Selected extract
************

Extraction and Transformation

  • Purpose: Run Spark and custom Python scripts for data ingestion and transformation.
  • What You’ll Learn:
    • Writing Spark jobs to process large-scale datasets.
    • Using Python scripts to ingest and transform data into MinIO or PostgreSQL.

PostgreSQL

  • Purpose: A relational database for storing metadata, structured data, and managing transactions.
  • What You’ll Learn:
    • Querying relational datasets using SQL.
    • Storing and retrieving structured data for analysis or visualization.

Project Nessie

  • Purpose: Version control for data lakes and Iceberg tables.
  • What You’ll Learn:
    • Creating branches and commits for data changes.
    • Rolling back or time-traveling to previous versions of datasets.
  • API URL: http://localhost:19120

Trino

  • Purpose: A federated query engine for SQL-based exploration of multiple data sources.
  • What You’ll Learn:
    • Querying data stored in MinIO, PostgreSQL, and Iceberg tables.
    • Using SQL to join data from different sources.
  • Web Interface URL: http://localhost:8080

Superset

  • Purpose: Visualization and dashboarding tool for creating insights from data.
  • What You’ll Learn:
    • Building interactive dashboards connected to Trino and PostgreSQL.
    • Analyzing data through visualizations.

************

Data under study
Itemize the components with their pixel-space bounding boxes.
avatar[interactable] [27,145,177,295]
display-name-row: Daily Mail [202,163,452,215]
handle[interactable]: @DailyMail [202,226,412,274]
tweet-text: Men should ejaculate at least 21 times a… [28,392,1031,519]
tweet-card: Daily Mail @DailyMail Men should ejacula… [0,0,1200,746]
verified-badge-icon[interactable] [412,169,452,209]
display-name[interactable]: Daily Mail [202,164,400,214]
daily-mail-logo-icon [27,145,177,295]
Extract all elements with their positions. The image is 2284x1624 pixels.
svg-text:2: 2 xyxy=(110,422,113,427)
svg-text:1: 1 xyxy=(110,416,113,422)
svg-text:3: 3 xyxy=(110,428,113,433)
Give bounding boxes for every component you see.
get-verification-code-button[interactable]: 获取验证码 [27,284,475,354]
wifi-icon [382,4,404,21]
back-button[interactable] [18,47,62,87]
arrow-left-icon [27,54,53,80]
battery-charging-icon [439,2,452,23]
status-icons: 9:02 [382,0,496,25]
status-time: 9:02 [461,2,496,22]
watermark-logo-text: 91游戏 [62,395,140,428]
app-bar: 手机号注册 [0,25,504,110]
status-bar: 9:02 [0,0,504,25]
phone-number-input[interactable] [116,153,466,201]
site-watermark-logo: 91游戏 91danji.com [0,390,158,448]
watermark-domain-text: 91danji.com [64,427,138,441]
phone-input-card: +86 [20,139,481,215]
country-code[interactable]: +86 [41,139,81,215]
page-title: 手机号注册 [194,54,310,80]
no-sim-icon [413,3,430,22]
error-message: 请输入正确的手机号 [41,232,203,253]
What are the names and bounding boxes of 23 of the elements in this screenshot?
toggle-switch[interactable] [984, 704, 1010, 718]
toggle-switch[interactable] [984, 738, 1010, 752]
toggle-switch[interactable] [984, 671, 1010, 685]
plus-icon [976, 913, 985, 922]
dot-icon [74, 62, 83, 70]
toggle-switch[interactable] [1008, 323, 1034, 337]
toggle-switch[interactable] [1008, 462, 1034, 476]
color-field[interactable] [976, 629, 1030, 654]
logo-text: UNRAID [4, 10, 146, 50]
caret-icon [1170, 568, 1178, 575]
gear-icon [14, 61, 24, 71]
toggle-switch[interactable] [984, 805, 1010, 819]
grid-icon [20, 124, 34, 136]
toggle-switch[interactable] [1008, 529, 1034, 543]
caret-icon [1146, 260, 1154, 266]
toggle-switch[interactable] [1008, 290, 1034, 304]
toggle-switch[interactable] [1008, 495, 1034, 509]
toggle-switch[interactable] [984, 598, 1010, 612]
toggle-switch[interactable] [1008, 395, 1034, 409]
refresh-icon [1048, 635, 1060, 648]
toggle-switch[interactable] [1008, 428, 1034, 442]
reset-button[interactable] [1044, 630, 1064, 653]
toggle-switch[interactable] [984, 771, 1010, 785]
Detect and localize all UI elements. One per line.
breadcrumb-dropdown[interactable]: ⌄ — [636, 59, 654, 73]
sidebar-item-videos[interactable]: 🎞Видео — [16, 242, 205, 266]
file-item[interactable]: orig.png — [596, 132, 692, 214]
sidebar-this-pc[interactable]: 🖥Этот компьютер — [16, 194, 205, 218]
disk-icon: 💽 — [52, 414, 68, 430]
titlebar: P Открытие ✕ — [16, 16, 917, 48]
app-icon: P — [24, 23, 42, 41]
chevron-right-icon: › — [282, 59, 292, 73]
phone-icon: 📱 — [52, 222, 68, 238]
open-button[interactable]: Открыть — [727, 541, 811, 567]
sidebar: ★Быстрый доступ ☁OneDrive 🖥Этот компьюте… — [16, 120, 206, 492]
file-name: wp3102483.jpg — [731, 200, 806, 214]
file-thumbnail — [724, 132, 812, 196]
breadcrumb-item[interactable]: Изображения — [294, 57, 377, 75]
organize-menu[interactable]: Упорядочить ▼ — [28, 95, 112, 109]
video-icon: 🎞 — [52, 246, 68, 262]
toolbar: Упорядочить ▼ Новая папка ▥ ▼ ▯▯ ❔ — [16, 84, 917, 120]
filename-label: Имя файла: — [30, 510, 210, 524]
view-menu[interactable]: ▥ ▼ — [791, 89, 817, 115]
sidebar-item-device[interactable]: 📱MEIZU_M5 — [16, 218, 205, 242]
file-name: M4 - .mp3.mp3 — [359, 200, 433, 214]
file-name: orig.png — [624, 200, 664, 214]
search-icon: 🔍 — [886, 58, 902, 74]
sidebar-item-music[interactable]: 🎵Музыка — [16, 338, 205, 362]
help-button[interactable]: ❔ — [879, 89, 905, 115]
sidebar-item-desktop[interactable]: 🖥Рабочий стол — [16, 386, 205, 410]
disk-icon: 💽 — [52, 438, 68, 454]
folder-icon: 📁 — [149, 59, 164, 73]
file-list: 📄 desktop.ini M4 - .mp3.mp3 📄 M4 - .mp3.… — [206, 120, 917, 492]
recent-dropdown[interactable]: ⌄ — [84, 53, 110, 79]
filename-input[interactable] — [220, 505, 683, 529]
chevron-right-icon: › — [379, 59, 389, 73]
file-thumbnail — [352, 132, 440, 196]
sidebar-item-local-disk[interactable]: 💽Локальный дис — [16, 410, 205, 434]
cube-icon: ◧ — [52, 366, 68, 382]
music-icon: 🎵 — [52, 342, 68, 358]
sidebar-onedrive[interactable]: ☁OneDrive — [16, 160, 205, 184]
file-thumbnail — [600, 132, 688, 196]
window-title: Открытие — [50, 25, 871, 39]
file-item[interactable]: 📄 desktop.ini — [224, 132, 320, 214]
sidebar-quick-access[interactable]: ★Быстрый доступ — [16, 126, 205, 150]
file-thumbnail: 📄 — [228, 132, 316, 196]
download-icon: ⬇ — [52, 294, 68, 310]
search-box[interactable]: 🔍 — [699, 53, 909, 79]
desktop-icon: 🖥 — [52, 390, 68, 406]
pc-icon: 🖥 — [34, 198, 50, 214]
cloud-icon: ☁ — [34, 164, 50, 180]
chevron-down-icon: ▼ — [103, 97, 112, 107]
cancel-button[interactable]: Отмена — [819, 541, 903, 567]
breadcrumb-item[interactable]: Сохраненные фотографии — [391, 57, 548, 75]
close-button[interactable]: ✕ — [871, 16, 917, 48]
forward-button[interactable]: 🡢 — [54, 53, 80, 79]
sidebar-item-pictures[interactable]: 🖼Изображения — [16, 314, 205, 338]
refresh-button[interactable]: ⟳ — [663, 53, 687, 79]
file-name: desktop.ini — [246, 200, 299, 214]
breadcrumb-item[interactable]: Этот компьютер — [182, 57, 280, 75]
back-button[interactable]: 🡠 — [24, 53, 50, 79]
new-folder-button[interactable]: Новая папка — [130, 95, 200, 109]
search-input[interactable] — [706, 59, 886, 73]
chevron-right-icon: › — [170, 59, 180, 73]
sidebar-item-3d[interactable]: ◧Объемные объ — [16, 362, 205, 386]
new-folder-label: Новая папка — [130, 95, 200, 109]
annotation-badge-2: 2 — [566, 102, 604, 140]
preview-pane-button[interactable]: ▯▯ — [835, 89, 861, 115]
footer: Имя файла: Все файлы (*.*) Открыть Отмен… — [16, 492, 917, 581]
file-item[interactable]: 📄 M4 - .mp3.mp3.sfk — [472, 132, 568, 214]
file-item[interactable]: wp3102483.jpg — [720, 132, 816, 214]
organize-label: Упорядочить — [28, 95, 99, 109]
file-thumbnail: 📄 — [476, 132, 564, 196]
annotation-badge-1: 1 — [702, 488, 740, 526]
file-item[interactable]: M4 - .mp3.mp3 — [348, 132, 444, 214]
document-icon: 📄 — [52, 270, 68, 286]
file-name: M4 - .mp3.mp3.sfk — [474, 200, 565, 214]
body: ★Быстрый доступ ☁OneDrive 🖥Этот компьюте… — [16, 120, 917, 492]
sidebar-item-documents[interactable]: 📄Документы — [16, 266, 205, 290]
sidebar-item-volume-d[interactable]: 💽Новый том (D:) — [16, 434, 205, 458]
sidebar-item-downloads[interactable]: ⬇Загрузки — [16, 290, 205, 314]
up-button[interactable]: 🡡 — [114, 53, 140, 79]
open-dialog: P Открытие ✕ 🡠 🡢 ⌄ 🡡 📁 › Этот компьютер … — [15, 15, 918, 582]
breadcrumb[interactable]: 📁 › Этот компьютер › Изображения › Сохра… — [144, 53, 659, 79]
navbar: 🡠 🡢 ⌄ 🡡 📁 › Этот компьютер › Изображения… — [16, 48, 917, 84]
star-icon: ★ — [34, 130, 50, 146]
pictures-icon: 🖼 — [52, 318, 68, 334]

************

Required work
1: In the overview of data tools, what URL is given for the Project Nessie API?
2: Continue the overview of data tools from its last line.

Numbered answers
1: http://localhost:19120

2:
  • Dashboard URL: http://localhost:8088

How to Run

  1. Clone the Repository
    git clone https://github.com/username/dataengineering-tech-stack.git
    cd dataengineering-tech-stack
  2. Set Environment Variables
  • Fill in your configurations in .env/airflow.env, .env/minio.env, .env/postgres.env, etc.
  1. Build & Start Services

      docker-compose up -d --build
  2. Access Servies


Learning Objectives for Each Tool

Spark

  • Understand how distributed computing works: Learn how Apache Spark processes large datasets in parallel across multiple nodes, making it an essential tool for handling big data efficiently.
  • Write transformations for ETL pipelines on large-scale datasets: Build and execute transformations that extract, clean, and load data into storage or analytics layers.

Iceberg

  • Work with Iceberg tables for schema evolution and time travel: Gain experience managing dataset changes over time without breaking downstream dependencies.
  • Manage partitions for optimized querying: Use Iceberg's built-in partitioning to improve query performance on large datasets.

Project Nessie

  • Learn to implement Git-like workflows for datasets: Track changes, create branches, and roll back changes to maintain consistency in your data pipelines.
  • Manage branches, tags, and commits for Iceberg tables: Use Nessie to version-control datasets and simplify collaboration across teams.

Airflow

  • Build workflows that orchestrate Spark, MinIO, and PostgreSQL: Automate complex data workflows involving multiple tools and dependencies.
  • Monitor and troubleshoot DAG executions: Learn to manage and debug Directed Acyclic Graphs (DAGs) for efficient task scheduling.

Trino

  • Query heterogeneous data sources (e.g., MinIO, PostgreSQL) in a unified SQL layer: Use Trino to query structured and unstructured data seamlessly across multiple backends.
  • Analyze Iceberg tables and large datasets efficiently: Leverage Trino's SQL engine to perform ad hoc analysis or integrate with BI tools.

Superset

  • Build visualizations and interactive dashboards: Create engaging charts and dashboards to derive insights from your data.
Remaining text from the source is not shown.